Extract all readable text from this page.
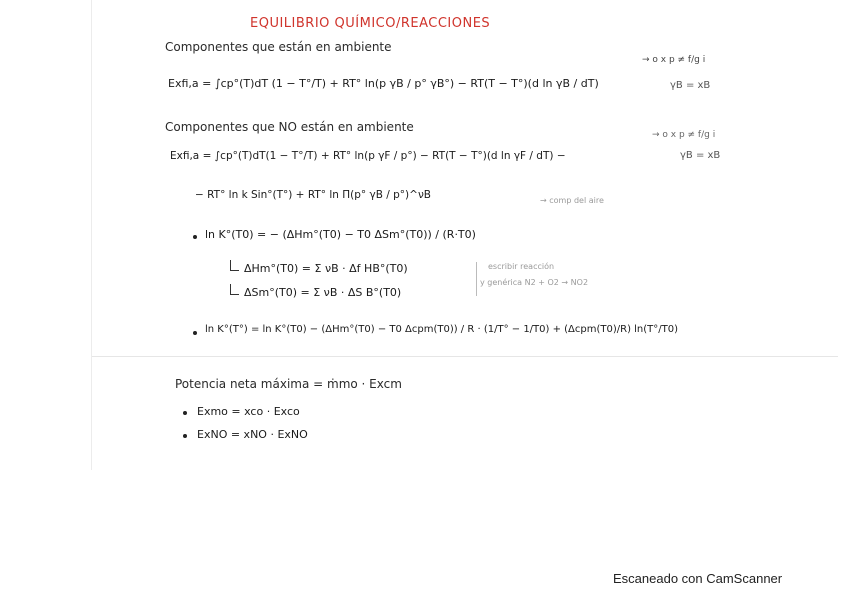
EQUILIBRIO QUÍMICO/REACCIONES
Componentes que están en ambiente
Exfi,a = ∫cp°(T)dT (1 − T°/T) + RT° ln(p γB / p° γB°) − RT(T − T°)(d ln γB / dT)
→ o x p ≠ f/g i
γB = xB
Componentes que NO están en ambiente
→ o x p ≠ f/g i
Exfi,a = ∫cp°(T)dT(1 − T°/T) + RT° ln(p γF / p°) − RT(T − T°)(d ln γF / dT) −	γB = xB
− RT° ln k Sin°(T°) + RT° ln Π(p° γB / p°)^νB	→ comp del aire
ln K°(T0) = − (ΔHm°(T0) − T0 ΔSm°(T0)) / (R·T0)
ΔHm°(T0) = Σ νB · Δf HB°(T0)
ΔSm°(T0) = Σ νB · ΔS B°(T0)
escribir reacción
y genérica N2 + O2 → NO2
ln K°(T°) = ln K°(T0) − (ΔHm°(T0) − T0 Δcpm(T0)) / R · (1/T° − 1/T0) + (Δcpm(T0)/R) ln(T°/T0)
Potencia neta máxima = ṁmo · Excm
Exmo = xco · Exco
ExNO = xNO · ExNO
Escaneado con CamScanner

----

What you should do
Leave the pictures out and output the rest of the listing exactly.

The solution
Extract all readable text from this page.
EQUILIBRIO QUÍMICO/REACCIONES
Componentes que están en ambiente
Exfi,a = ∫cp°(T)dT (1 − T°/T) + RT° ln(p γB / p° γB°) − RT(T − T°)(d ln γB / dT)
→ o x p ≠ f/g i
γB = xB
Componentes que NO están en ambiente
→ o x p ≠ f/g i
Exfi,a = ∫cp°(T)dT(1 − T°/T) + RT° ln(p γF / p°) − RT(T − T°)(d ln γF / dT) −	γB = xB
− RT° ln k Sin°(T°) + RT° ln Π(p° γB / p°)^νB	→ comp del aire
ln K°(T0) = − (ΔHm°(T0) − T0 ΔSm°(T0)) / (R·T0)
ΔHm°(T0) = Σ νB · Δf HB°(T0)
ΔSm°(T0) = Σ νB · ΔS B°(T0)
escribir reacción
y genérica N2 + O2 → NO2
ln K°(T°) = ln K°(T0) − (ΔHm°(T0) − T0 Δcpm(T0)) / R · (1/T° − 1/T0) + (Δcpm(T0)/R) ln(T°/T0)
Potencia neta máxima = ṁmo · Excm
Exmo = xco · Exco
ExNO = xNO · ExNO
Escaneado con CamScanner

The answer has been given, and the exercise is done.